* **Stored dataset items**
....
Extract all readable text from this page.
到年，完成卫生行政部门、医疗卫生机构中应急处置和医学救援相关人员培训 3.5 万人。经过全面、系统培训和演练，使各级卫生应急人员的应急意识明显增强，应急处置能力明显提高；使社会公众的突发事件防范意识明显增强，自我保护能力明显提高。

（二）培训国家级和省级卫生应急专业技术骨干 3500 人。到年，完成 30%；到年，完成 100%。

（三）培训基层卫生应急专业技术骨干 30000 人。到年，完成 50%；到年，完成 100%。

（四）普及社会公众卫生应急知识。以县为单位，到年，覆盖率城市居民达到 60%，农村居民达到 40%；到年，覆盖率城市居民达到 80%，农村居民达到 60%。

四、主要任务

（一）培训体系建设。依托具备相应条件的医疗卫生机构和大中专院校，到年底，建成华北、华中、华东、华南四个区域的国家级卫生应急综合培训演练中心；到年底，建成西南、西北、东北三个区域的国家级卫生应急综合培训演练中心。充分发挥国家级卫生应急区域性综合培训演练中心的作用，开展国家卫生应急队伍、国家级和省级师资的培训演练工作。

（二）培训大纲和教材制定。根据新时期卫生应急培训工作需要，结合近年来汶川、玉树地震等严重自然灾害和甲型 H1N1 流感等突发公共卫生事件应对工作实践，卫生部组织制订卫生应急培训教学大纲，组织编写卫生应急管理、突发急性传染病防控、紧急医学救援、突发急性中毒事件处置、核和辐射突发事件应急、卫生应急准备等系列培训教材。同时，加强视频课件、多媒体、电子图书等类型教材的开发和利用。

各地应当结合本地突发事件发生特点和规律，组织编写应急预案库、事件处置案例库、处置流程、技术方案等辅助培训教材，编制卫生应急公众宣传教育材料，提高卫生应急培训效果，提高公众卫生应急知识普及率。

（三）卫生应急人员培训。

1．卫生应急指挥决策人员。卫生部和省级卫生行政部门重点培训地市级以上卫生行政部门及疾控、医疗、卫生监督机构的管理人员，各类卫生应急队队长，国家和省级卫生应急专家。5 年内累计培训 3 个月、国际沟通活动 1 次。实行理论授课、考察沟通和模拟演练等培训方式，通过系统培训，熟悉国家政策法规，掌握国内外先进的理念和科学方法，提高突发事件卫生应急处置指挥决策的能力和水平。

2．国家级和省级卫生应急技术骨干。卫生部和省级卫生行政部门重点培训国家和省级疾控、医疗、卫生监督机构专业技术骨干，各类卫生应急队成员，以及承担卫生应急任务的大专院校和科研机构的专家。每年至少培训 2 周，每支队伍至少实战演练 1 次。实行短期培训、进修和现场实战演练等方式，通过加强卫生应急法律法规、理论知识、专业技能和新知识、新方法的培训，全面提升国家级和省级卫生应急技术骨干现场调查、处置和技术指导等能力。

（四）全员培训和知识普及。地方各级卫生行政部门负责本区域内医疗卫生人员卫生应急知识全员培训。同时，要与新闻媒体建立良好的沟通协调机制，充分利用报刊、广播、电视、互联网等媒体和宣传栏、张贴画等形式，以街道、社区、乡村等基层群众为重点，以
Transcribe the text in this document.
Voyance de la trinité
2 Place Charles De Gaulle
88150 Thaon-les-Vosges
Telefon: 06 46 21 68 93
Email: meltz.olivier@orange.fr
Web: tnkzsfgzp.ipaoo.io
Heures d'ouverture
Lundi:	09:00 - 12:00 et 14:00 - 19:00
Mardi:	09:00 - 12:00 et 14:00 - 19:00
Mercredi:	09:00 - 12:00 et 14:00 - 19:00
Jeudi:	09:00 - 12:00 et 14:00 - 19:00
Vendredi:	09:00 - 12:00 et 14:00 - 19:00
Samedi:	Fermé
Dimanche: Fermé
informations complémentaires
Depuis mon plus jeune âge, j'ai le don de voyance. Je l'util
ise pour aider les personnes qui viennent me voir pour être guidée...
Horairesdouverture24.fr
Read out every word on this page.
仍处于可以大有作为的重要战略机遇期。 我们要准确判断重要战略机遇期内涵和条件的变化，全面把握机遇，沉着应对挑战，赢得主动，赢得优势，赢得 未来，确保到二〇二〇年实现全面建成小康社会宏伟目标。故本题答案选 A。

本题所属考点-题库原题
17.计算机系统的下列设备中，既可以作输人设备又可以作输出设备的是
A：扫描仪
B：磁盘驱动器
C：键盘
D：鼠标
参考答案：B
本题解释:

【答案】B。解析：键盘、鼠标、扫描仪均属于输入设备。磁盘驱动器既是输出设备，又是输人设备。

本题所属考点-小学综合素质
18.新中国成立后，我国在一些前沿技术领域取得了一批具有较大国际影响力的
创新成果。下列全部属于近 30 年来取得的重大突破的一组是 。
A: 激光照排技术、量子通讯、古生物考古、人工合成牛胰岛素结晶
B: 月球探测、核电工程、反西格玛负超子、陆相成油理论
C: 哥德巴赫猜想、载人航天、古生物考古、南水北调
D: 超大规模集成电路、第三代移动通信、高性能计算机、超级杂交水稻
....
* **Task brief**
Write out every line of the material again, exactly as it reads.

* **Reply to the exercise**
Extract all readable text from this page.
到年，完成卫生行政部门、医疗卫生机构中应急处置和医学救援相关人员培训 3.5 万人。经过全面、系统培训和演练，使各级卫生应急人员的应急意识明显增强，应急处置能力明显提高；使社会公众的突发事件防范意识明显增强，自我保护能力明显提高。

（二）培训国家级和省级卫生应急专业技术骨干 3500 人。到年，完成 30%；到年，完成 100%。

（三）培训基层卫生应急专业技术骨干 30000 人。到年，完成 50%；到年，完成 100%。

（四）普及社会公众卫生应急知识。以县为单位，到年，覆盖率城市居民达到 60%，农村居民达到 40%；到年，覆盖率城市居民达到 80%，农村居民达到 60%。

四、主要任务

（一）培训体系建设。依托具备相应条件的医疗卫生机构和大中专院校，到年底，建成华北、华中、华东、华南四个区域的国家级卫生应急综合培训演练中心；到年底，建成西南、西北、东北三个区域的国家级卫生应急综合培训演练中心。充分发挥国家级卫生应急区域性综合培训演练中心的作用，开展国家卫生应急队伍、国家级和省级师资的培训演练工作。

（二）培训大纲和教材制定。根据新时期卫生应急培训工作需要，结合近年来汶川、玉树地震等严重自然灾害和甲型 H1N1 流感等突发公共卫生事件应对工作实践，卫生部组织制订卫生应急培训教学大纲，组织编写卫生应急管理、突发急性传染病防控、紧急医学救援、突发急性中毒事件处置、核和辐射突发事件应急、卫生应急准备等系列培训教材。同时，加强视频课件、多媒体、电子图书等类型教材的开发和利用。

各地应当结合本地突发事件发生特点和规律，组织编写应急预案库、事件处置案例库、处置流程、技术方案等辅助培训教材，编制卫生应急公众宣传教育材料，提高卫生应急培训效果，提高公众卫生应急知识普及率。

（三）卫生应急人员培训。

1．卫生应急指挥决策人员。卫生部和省级卫生行政部门重点培训地市级以上卫生行政部门及疾控、医疗、卫生监督机构的管理人员，各类卫生应急队队长，国家和省级卫生应急专家。5 年内累计培训 3 个月、国际沟通活动 1 次。实行理论授课、考察沟通和模拟演练等培训方式，通过系统培训，熟悉国家政策法规，掌握国内外先进的理念和科学方法，提高突发事件卫生应急处置指挥决策的能力和水平。

2．国家级和省级卫生应急技术骨干。卫生部和省级卫生行政部门重点培训国家和省级疾控、医疗、卫生监督机构专业技术骨干，各类卫生应急队成员，以及承担卫生应急任务的大专院校和科研机构的专家。每年至少培训 2 周，每支队伍至少实战演练 1 次。实行短期培训、进修和现场实战演练等方式，通过加强卫生应急法律法规、理论知识、专业技能和新知识、新方法的培训，全面提升国家级和省级卫生应急技术骨干现场调查、处置和技术指导等能力。

（四）全员培训和知识普及。地方各级卫生行政部门负责本区域内医疗卫生人员卫生应急知识全员培训。同时，要与新闻媒体建立良好的沟通协调机制，充分利用报刊、广播、电视、互联网等媒体和宣传栏、张贴画等形式，以街道、社区、乡村等基层群众为重点，以
Transcribe the text in this document.
Voyance de la trinité
2 Place Charles De Gaulle
88150 Thaon-les-Vosges
Telefon: 06 46 21 68 93
Email: meltz.olivier@orange.fr
Web: tnkzsfgzp.ipaoo.io
Heures d'ouverture
Lundi:	09:00 - 12:00 et 14:00 - 19:00
Mardi:	09:00 - 12:00 et 14:00 - 19:00
Mercredi:	09:00 - 12:00 et 14:00 - 19:00
Jeudi:	09:00 - 12:00 et 14:00 - 19:00
Vendredi:	09:00 - 12:00 et 14:00 - 19:00
Samedi:	Fermé
Dimanche: Fermé
informations complémentaires
Depuis mon plus jeune âge, j'ai le don de voyance. Je l'util
ise pour aider les personnes qui viennent me voir pour être guidée...
Horairesdouverture24.fr
Read out every word on this page.
仍处于可以大有作为的重要战略机遇期。 我们要准确判断重要战略机遇期内涵和条件的变化，全面把握机遇，沉着应对挑战，赢得主动，赢得优势，赢得 未来，确保到二〇二〇年实现全面建成小康社会宏伟目标。故本题答案选 A。

本题所属考点-题库原题
17.计算机系统的下列设备中，既可以作输人设备又可以作输出设备的是
A：扫描仪
B：磁盘驱动器
C：键盘
D：鼠标
参考答案：B
本题解释:

【答案】B。解析：键盘、鼠标、扫描仪均属于输入设备。磁盘驱动器既是输出设备，又是输人设备。

本题所属考点-小学综合素质
18.新中国成立后，我国在一些前沿技术领域取得了一批具有较大国际影响力的
创新成果。下列全部属于近 30 年来取得的重大突破的一组是 。
A: 激光照排技术、量子通讯、古生物考古、人工合成牛胰岛素结晶
B: 月球探测、核电工程、反西格玛负超子、陆相成油理论
C: 哥德巴赫猜想、载人航天、古生物考古、南水北调
D: 超大规模集成电路、第三代移动通信、高性能计算机、超级杂交水稻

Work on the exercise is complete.